* START *

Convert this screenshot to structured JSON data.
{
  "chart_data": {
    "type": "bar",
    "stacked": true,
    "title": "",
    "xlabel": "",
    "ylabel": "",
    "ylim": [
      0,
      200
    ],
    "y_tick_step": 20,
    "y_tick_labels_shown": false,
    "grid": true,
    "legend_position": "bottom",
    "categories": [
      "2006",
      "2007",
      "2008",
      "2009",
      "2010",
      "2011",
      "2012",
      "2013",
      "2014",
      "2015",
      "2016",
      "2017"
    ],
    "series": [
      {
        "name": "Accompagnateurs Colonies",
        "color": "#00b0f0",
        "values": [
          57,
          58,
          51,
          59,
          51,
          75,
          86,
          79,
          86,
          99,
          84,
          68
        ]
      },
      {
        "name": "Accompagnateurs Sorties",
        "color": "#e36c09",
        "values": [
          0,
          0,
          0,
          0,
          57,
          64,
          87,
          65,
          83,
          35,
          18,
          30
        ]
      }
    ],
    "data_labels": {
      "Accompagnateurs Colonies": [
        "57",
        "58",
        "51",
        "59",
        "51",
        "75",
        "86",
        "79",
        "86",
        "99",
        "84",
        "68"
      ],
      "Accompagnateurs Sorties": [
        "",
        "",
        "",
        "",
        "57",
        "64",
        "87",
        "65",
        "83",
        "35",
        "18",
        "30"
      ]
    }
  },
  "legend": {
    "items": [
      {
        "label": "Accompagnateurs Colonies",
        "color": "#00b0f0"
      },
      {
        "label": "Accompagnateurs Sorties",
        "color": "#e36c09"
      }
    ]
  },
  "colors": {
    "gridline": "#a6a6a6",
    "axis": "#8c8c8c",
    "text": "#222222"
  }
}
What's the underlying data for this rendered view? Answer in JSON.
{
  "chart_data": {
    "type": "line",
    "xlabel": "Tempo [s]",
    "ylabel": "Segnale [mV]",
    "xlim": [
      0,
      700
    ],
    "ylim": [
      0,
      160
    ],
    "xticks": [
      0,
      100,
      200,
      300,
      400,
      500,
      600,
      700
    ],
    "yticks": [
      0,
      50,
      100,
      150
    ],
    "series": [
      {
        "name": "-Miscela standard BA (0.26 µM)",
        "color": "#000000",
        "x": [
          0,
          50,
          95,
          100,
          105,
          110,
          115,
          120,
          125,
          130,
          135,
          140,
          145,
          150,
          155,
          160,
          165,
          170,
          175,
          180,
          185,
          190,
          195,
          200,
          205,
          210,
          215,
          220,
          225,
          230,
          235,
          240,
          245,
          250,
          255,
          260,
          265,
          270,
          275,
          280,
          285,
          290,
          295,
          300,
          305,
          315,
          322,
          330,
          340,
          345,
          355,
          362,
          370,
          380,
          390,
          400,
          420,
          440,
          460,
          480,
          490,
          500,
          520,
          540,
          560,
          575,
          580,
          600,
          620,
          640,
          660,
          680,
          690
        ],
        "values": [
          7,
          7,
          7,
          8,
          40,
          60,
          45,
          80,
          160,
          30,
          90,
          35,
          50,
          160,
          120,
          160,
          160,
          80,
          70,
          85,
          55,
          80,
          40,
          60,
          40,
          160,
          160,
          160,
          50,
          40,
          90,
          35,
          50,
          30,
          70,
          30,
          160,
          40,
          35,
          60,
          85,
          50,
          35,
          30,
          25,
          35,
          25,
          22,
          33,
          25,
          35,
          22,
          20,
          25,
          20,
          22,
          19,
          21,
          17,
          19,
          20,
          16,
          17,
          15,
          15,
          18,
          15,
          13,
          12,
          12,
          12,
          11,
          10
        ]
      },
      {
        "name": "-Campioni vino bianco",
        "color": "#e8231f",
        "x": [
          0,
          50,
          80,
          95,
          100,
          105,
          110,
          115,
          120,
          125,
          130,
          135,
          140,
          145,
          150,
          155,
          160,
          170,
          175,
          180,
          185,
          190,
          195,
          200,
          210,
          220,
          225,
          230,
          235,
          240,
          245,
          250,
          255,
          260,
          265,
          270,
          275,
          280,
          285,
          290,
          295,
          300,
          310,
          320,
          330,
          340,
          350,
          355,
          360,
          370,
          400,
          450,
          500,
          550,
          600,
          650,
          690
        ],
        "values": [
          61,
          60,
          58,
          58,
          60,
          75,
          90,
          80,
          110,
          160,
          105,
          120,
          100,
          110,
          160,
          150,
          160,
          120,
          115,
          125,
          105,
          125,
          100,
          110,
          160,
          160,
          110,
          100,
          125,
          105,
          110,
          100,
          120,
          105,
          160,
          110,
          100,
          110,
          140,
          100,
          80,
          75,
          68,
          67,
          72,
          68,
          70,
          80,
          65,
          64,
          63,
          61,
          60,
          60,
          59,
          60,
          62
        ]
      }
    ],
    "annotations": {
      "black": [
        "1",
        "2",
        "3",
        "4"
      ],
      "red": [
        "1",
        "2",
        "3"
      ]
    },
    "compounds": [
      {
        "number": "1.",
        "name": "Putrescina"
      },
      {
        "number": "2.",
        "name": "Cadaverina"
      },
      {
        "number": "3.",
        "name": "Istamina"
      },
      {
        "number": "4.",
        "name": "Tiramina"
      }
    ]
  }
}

* END *

■ EXERCISE REQUIREMENTS ■
Transcribe each entry precisely, missing none.

■ ANSWER TO THIS PROBLEM ■
Convert this screenshot to structured JSON data.
{
  "chart_data": {
    "type": "bar",
    "stacked": true,
    "title": "",
    "xlabel": "",
    "ylabel": "",
    "ylim": [
      0,
      200
    ],
    "y_tick_step": 20,
    "y_tick_labels_shown": false,
    "grid": true,
    "legend_position": "bottom",
    "categories": [
      "2006",
      "2007",
      "2008",
      "2009",
      "2010",
      "2011",
      "2012",
      "2013",
      "2014",
      "2015",
      "2016",
      "2017"
    ],
    "series": [
      {
        "name": "Accompagnateurs Colonies",
        "color": "#00b0f0",
        "values": [
          57,
          58,
          51,
          59,
          51,
          75,
          86,
          79,
          86,
          99,
          84,
          68
        ]
      },
      {
        "name": "Accompagnateurs Sorties",
        "color": "#e36c09",
        "values": [
          0,
          0,
          0,
          0,
          57,
          64,
          87,
          65,
          83,
          35,
          18,
          30
        ]
      }
    ],
    "data_labels": {
      "Accompagnateurs Colonies": [
        "57",
        "58",
        "51",
        "59",
        "51",
        "75",
        "86",
        "79",
        "86",
        "99",
        "84",
        "68"
      ],
      "Accompagnateurs Sorties": [
        "",
        "",
        "",
        "",
        "57",
        "64",
        "87",
        "65",
        "83",
        "35",
        "18",
        "30"
      ]
    }
  },
  "legend": {
    "items": [
      {
        "label": "Accompagnateurs Colonies",
        "color": "#00b0f0"
      },
      {
        "label": "Accompagnateurs Sorties",
        "color": "#e36c09"
      }
    ]
  },
  "colors": {
    "gridline": "#a6a6a6",
    "axis": "#8c8c8c",
    "text": "#222222"
  }
}
What's the underlying data for this rendered view? Answer in JSON.
{
  "chart_data": {
    "type": "line",
    "xlabel": "Tempo [s]",
    "ylabel": "Segnale [mV]",
    "xlim": [
      0,
      700
    ],
    "ylim": [
      0,
      160
    ],
    "xticks": [
      0,
      100,
      200,
      300,
      400,
      500,
      600,
      700
    ],
    "yticks": [
      0,
      50,
      100,
      150
    ],
    "series": [
      {
        "name": "-Miscela standard BA (0.26 µM)",
        "color": "#000000",
        "x": [
          0,
          50,
          95,
          100,
          105,
          110,
          115,
          120,
          125,
          130,
          135,
          140,
          145,
          150,
          155,
          160,
          165,
          170,
          175,
          180,
          185,
          190,
          195,
          200,
          205,
          210,
          215,
          220,
          225,
          230,
          235,
          240,
          245,
          250,
          255,
          260,
          265,
          270,
          275,
          280,
          285,
          290,
          295,
          300,
          305,
          315,
          322,
          330,
          340,
          345,
          355,
          362,
          370,
          380,
          390,
          400,
          420,
          440,
          460,
          480,
          490,
          500,
          520,
          540,
          560,
          575,
          580,
          600,
          620,
          640,
          660,
          680,
          690
        ],
        "values": [
          7,
          7,
          7,
          8,
          40,
          60,
          45,
          80,
          160,
          30,
          90,
          35,
          50,
          160,
          120,
          160,
          160,
          80,
          70,
          85,
          55,
          80,
          40,
          60,
          40,
          160,
          160,
          160,
          50,
          40,
          90,
          35,
          50,
          30,
          70,
          30,
          160,
          40,
          35,
          60,
          85,
          50,
          35,
          30,
          25,
          35,
          25,
          22,
          33,
          25,
          35,
          22,
          20,
          25,
          20,
          22,
          19,
          21,
          17,
          19,
          20,
          16,
          17,
          15,
          15,
          18,
          15,
          13,
          12,
          12,
          12,
          11,
          10
        ]
      },
      {
        "name": "-Campioni vino bianco",
        "color": "#e8231f",
        "x": [
          0,
          50,
          80,
          95,
          100,
          105,
          110,
          115,
          120,
          125,
          130,
          135,
          140,
          145,
          150,
          155,
          160,
          170,
          175,
          180,
          185,
          190,
          195,
          200,
          210,
          220,
          225,
          230,
          235,
          240,
          245,
          250,
          255,
          260,
          265,
          270,
          275,
          280,
          285,
          290,
          295,
          300,
          310,
          320,
          330,
          340,
          350,
          355,
          360,
          370,
          400,
          450,
          500,
          550,
          600,
          650,
          690
        ],
        "values": [
          61,
          60,
          58,
          58,
          60,
          75,
          90,
          80,
          110,
          160,
          105,
          120,
          100,
          110,
          160,
          150,
          160,
          120,
          115,
          125,
          105,
          125,
          100,
          110,
          160,
          160,
          110,
          100,
          125,
          105,
          110,
          100,
          120,
          105,
          160,
          110,
          100,
          110,
          140,
          100,
          80,
          75,
          68,
          67,
          72,
          68,
          70,
          80,
          65,
          64,
          63,
          61,
          60,
          60,
          59,
          60,
          62
        ]
      }
    ],
    "annotations": {
      "black": [
        "1",
        "2",
        "3",
        "4"
      ],
      "red": [
        "1",
        "2",
        "3"
      ]
    },
    "compounds": [
      {
        "number": "1.",
        "name": "Putrescina"
      },
      {
        "number": "2.",
        "name": "Cadaverina"
      },
      {
        "number": "3.",
        "name": "Istamina"
      },
      {
        "number": "4.",
        "name": "Tiramina"
      }
    ]
  }
}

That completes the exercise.